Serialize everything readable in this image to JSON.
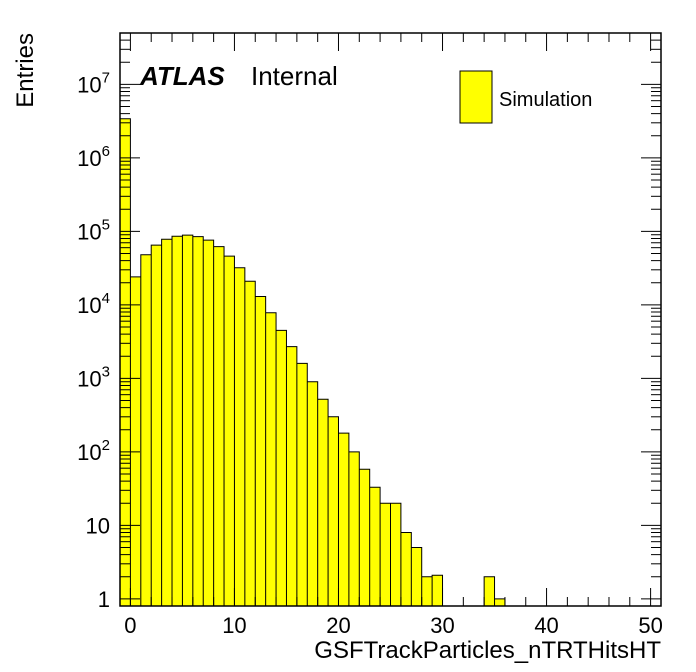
{
  "chart_data": {
    "type": "histogram",
    "xlabel": "GSFTrackParticles_nTRTHitsHT",
    "ylabel": "Entries",
    "xlim": [
      -1,
      51
    ],
    "ylim": [
      0.8,
      50000000
    ],
    "yscale": "log",
    "bin_width": 1,
    "bin_edges_start": -1,
    "x_ticks": [
      "0",
      "10",
      "20",
      "30",
      "40",
      "50"
    ],
    "y_ticks": [
      {
        "value": 1,
        "base": "1",
        "exp": ""
      },
      {
        "value": 10,
        "base": "10",
        "exp": ""
      },
      {
        "value": 100,
        "base": "10",
        "exp": "2"
      },
      {
        "value": 1000,
        "base": "10",
        "exp": "3"
      },
      {
        "value": 10000,
        "base": "10",
        "exp": "4"
      },
      {
        "value": 100000,
        "base": "10",
        "exp": "5"
      },
      {
        "value": 1000000,
        "base": "10",
        "exp": "6"
      },
      {
        "value": 10000000,
        "base": "10",
        "exp": "7"
      }
    ],
    "values": [
      3400000,
      24000,
      48000,
      65000,
      78000,
      86000,
      89000,
      85000,
      76000,
      62000,
      46000,
      32000,
      21000,
      13000,
      7800,
      4500,
      2700,
      1600,
      900,
      520,
      300,
      180,
      100,
      58,
      33,
      20,
      20,
      8,
      5,
      2,
      2.1,
      0,
      0,
      0,
      0,
      2,
      1
    ],
    "series": [
      {
        "name": "Simulation",
        "color": "#ffff00"
      }
    ],
    "legend": "top-right",
    "grid": false
  },
  "annotation": {
    "atlas": "ATLAS",
    "status": "Internal"
  }
}
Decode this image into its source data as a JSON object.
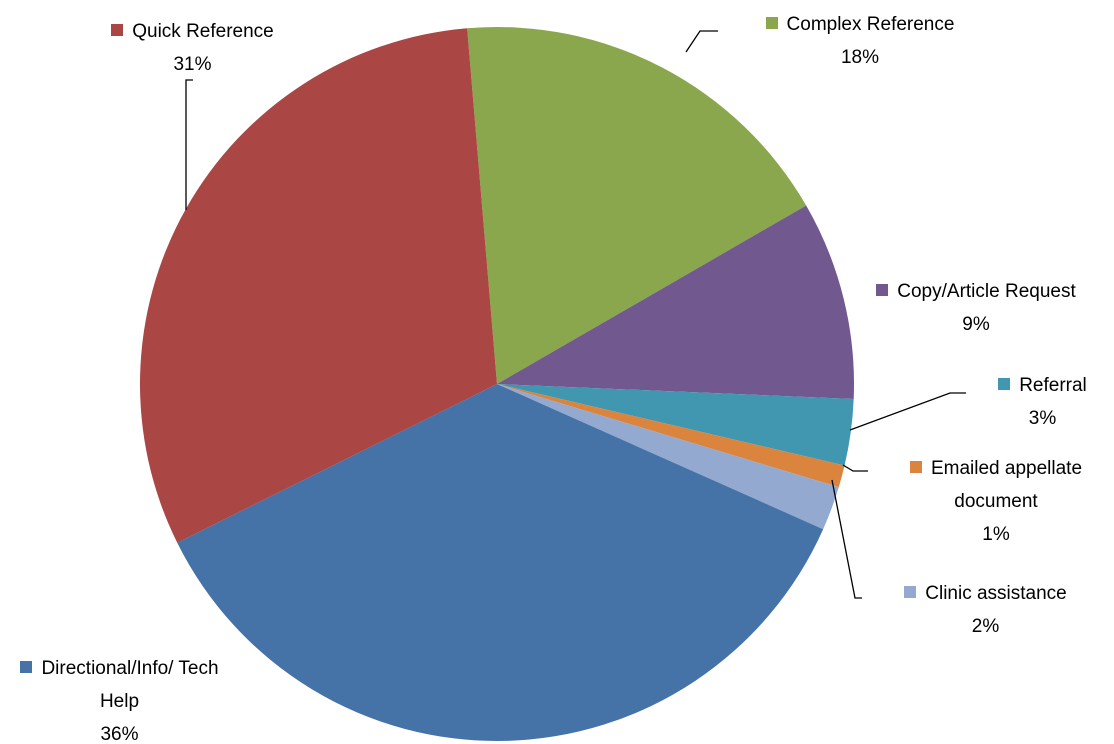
========================
SHORT EXERCISE — Search the data for "JSON". Copy every matching line.

OUTPUT —
Serialize everything readable in this image to JSON.
Decode this image into its source data as a JSON object.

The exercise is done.